──────── Bacaan

BANDA ACEH — Tim Penyidik Tindak Pidana Khusus Kejaksaan Tinggi (Kejati) Aceh menetapkan mantan Kepala Dinas Perindustrian, Perdagangan dan Koperasi (Kadisperindagkop) Kabupaten Aceh
Tamiang berinisial AH sebagai tersangka korupsi pengadaan tanah untuk Pasar Tradisional Kabupaten Aceh Tamiang Tahun Anggaran 2014 pada dinas setempat.
Selain mantan Kadisperindagkop, juga ditetapkan seorang rersangka lainnya dengan inisial SI selaku pemilik tanah.
Penetapan tersangka dilakukan setelah Tim Penyidik Tindak Pidana Khusus Kejati Aceh menggelar perkara kasus Pelaksanaan Pengadaan Tanah Untuk Pasar Tradisional Kabupaten Aceh Tamiang Tahun Anggaran 2014 pada Dinas Perindustrian, Perdagangan dan Koperasi Kabupaten Aceh Tamiang di aula Rapat Kejati Aceh, pada Kamis, 19 Mei 2022.
Gelar perkara tersebut dipimpin langsung oleh Kepala Kejaksaan Tinggi (Kajati) Aceh Bambang Bachtiar SH MH dan dihadiri Asisten Tindak Pidana Khusus, Koordinator dan para Kasi serta seluruh Anggota Satgas Pidsus Kejati Aceh yang dimulai sejak pukul 14.00 WIB sampai 17.00 WIB.
Dalam gelar perkara tersebut tim penyidik memaparkan hasil penyidikannya yang dilakukan selama ini dan menyampaikan bukti-bukti yang telah diperoleh lalu hasil penyidikan tersebut ditanggapi para peserta ekspose.
Dari hasil gelar perkara tersebut disimpulkan telah ditemukan bukti awal terjadinya tindak pidana korupsi dalam kegiatan Pelaksanaan Pengadaan Tanah Untuk Pasar Tradisional Aceh Tamiang pada Disperindagkop Tahun Anggaran 2014 yang dilakukan secara bersama-sama oleh dua orang tersebut.
“Ditetapkan dua orang sebagai tersangka yakni inisial AH, mantan Kepala Disperindagkop Aceh Tamiang Tahun 2014 dan inisial SI selaku pemilik tanah,” ujar Plt Kasi Penerangan Hukum Kejati Aceh Ali Rasab Lubis SH, dalam keterangannya, Jum’at (20/5).

────────────────

Perintah A =
Ketik ulang entri mulai dari baris paling awal sampai baris yang memuat "chart-title-line1: TP /FP", termasuk baris itu. Salin tanpa mengubah apa pun.

──────── Entri Tersedia

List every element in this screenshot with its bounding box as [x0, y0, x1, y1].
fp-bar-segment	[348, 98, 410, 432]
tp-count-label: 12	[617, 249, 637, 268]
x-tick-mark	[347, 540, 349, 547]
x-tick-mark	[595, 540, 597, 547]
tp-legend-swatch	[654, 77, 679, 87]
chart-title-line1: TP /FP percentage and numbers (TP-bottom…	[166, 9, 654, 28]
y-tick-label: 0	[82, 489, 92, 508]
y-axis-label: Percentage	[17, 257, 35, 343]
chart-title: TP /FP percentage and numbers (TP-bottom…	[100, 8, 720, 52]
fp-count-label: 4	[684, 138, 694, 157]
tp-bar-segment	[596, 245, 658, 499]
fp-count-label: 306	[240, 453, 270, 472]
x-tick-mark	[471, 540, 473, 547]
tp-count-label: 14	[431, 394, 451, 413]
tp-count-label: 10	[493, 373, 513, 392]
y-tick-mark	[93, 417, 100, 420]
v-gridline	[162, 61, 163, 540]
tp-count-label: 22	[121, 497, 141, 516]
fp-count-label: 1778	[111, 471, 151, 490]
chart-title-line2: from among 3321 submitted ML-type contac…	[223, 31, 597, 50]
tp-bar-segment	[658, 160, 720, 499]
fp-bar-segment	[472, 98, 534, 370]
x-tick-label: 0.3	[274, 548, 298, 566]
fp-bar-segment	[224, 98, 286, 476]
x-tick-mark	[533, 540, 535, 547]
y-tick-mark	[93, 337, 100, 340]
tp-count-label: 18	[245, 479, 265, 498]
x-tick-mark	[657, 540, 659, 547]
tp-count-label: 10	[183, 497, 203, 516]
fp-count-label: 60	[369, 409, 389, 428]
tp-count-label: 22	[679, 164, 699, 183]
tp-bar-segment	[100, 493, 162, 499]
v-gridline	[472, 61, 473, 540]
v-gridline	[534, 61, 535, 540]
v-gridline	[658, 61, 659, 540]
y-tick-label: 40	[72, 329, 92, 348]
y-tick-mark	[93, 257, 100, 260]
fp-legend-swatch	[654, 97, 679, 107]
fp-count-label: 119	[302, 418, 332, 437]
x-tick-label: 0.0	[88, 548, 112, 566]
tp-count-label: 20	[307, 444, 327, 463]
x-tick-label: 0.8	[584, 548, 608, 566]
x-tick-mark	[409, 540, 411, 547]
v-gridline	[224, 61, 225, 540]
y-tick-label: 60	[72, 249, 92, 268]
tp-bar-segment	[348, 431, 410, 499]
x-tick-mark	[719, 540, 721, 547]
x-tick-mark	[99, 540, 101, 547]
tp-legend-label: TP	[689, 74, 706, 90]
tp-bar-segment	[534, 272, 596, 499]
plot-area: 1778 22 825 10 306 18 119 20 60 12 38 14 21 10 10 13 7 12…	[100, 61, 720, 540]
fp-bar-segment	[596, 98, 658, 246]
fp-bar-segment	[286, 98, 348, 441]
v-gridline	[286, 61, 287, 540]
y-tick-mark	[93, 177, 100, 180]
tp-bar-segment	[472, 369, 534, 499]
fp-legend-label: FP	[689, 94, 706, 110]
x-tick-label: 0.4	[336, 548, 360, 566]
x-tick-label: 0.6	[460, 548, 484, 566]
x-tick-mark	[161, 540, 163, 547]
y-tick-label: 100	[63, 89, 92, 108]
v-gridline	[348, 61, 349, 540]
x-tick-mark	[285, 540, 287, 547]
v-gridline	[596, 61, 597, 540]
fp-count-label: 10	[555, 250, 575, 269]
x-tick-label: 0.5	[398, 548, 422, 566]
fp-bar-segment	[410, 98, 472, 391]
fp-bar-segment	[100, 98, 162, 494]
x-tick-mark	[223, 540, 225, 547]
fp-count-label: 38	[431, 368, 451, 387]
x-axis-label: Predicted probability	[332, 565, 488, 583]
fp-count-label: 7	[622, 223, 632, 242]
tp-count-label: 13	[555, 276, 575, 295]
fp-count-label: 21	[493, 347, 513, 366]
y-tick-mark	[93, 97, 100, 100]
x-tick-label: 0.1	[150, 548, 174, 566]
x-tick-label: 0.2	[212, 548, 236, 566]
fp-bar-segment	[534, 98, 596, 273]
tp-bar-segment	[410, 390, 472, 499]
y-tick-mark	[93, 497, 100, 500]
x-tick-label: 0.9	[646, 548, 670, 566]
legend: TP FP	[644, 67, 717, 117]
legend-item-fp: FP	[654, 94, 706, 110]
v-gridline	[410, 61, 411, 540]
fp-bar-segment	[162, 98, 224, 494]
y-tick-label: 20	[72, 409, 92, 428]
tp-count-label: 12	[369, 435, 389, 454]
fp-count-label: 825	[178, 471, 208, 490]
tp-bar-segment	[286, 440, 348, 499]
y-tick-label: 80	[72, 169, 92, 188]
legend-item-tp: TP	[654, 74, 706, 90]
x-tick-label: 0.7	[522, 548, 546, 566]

────────────────

Perintah B =
Apakah pernyataan berikut sesuai dengan berita tentang penetapan tersangka ini? Jawab ya atau tidak, lalu kutip persis kata-kata dalam bacaan yang menentukannya. (i) Gelar perkara dipimpin oleh Kajati Aceh Bambang Bachtiar. (ii) Gelar perkara diadakan pada hari Jumat, 20 Mei 2022. (iii) Tersangka berinisial SI adalah pemilik tanah.

Jawaban Lengkap A =
List every element in this screenshot with its bounding box as [x0, y0, x1, y1].
fp-bar-segment	[348, 98, 410, 432]
tp-count-label: 12	[617, 249, 637, 268]
x-tick-mark	[347, 540, 349, 547]
x-tick-mark	[595, 540, 597, 547]
tp-legend-swatch	[654, 77, 679, 87]
chart-title-line1: TP /FP percentage and numbers (TP-bottom…	[166, 9, 654, 28]

Jawaban Lengkap B =
(i) Ya: "Gelar perkara tersebut dipimpin langsung oleh Kepala Kejaksaan Tinggi (Kajati) Aceh Bambang Bachtiar SH MH"
(ii) Tidak: "pada Kamis, 19 Mei 2022"
(iii) Ya: "inisial SI selaku pemilik tanah"